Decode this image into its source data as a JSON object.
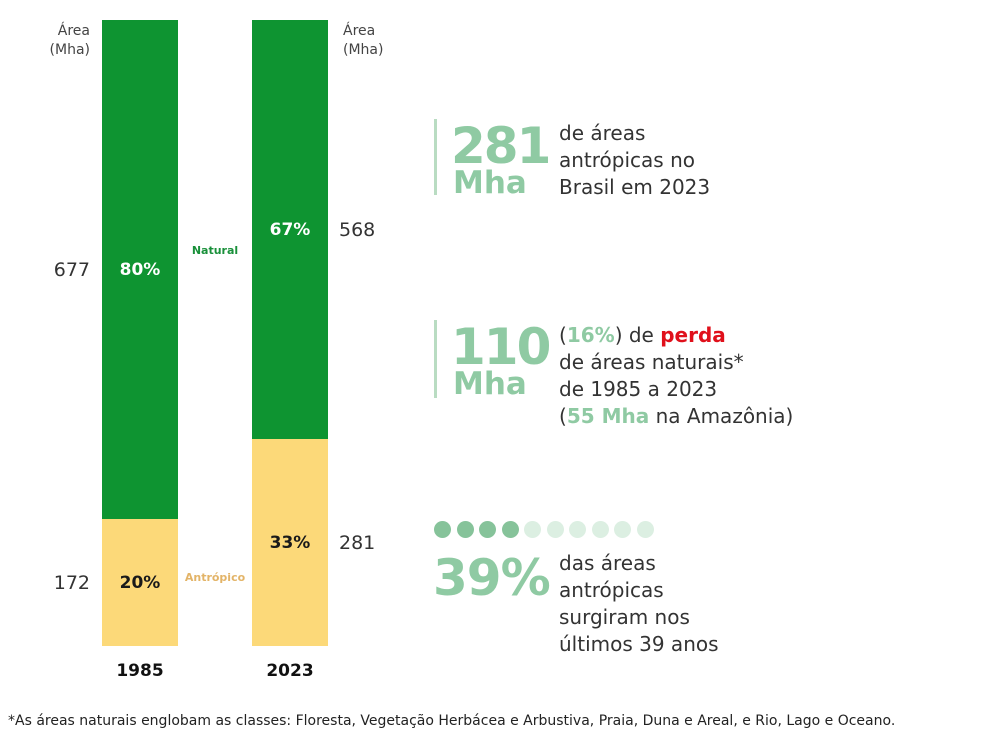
{
  "chart_data": {
    "type": "bar",
    "subtype": "stacked-100",
    "categories": [
      "1985",
      "2023"
    ],
    "series": [
      {
        "name": "Natural",
        "values": [
          677,
          568
        ],
        "percent_labels": [
          "80%",
          "67%"
        ],
        "color": "#0e9431"
      },
      {
        "name": "Antrópico",
        "values": [
          172,
          281
        ],
        "percent_labels": [
          "20%",
          "33%"
        ],
        "color": "#fcd979"
      }
    ],
    "left_axis_label": "Área\n(Mha)",
    "right_axis_label": "Área\n(Mha)",
    "left_values": [
      "677",
      "172"
    ],
    "right_values": [
      "568",
      "281"
    ],
    "legend_natural_color": "#19903a",
    "legend_antropico_color": "#e3b468"
  },
  "stats": [
    {
      "number": "281",
      "unit": "Mha",
      "text_lines": [
        "de áreas",
        "antrópicas no",
        "Brasil em 2023"
      ]
    },
    {
      "number": "110",
      "unit": "Mha",
      "line1": {
        "open": "(",
        "pct": "16%",
        "mid": ") de ",
        "perda": "perda"
      },
      "line2": "de áreas naturais*",
      "line3": "de 1985 a 2023",
      "line4": {
        "open": "(",
        "mha": "55 Mha",
        "rest": " na Amazônia)"
      }
    },
    {
      "dots_filled": 4,
      "dots_total": 10,
      "number": "39%",
      "text_lines": [
        "das áreas",
        "antrópicas",
        "surgiram nos",
        "últimos 39 anos"
      ]
    }
  ],
  "colors": {
    "accent_green_light": "#8fcaa3",
    "dot_filled": "#86c39a",
    "dot_empty": "#dcefe2",
    "highlight_red": "#e0101b"
  },
  "footnote": "*As áreas naturais englobam as classes: Floresta, Vegetação Herbácea e Arbustiva, Praia, Duna e Areal, e Rio, Lago e Oceano."
}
┄┄┄┄┄┄┄┄┄┄
◆ EXERCISE BRIEF ◆
Leave out the pictures and output the rest of the material exactly as written.

◆ RESPONSE ◆
Decode this image into its source data as a JSON object.
{
  "chart_data": {
    "type": "bar",
    "subtype": "stacked-100",
    "categories": [
      "1985",
      "2023"
    ],
    "series": [
      {
        "name": "Natural",
        "values": [
          677,
          568
        ],
        "percent_labels": [
          "80%",
          "67%"
        ],
        "color": "#0e9431"
      },
      {
        "name": "Antrópico",
        "values": [
          172,
          281
        ],
        "percent_labels": [
          "20%",
          "33%"
        ],
        "color": "#fcd979"
      }
    ],
    "left_axis_label": "Área\n(Mha)",
    "right_axis_label": "Área\n(Mha)",
    "left_values": [
      "677",
      "172"
    ],
    "right_values": [
      "568",
      "281"
    ],
    "legend_natural_color": "#19903a",
    "legend_antropico_color": "#e3b468"
  },
  "stats": [
    {
      "number": "281",
      "unit": "Mha",
      "text_lines": [
        "de áreas",
        "antrópicas no",
        "Brasil em 2023"
      ]
    },
    {
      "number": "110",
      "unit": "Mha",
      "line1": {
        "open": "(",
        "pct": "16%",
        "mid": ") de ",
        "perda": "perda"
      },
      "line2": "de áreas naturais*",
      "line3": "de 1985 a 2023",
      "line4": {
        "open": "(",
        "mha": "55 Mha",
        "rest": " na Amazônia)"
      }
    },
    {
      "dots_filled": 4,
      "dots_total": 10,
      "number": "39%",
      "text_lines": [
        "das áreas",
        "antrópicas",
        "surgiram nos",
        "últimos 39 anos"
      ]
    }
  ],
  "colors": {
    "accent_green_light": "#8fcaa3",
    "dot_filled": "#86c39a",
    "dot_empty": "#dcefe2",
    "highlight_red": "#e0101b"
  },
  "footnote": "*As áreas naturais englobam as classes: Floresta, Vegetação Herbácea e Arbustiva, Praia, Duna e Areal, e Rio, Lago e Oceano."
}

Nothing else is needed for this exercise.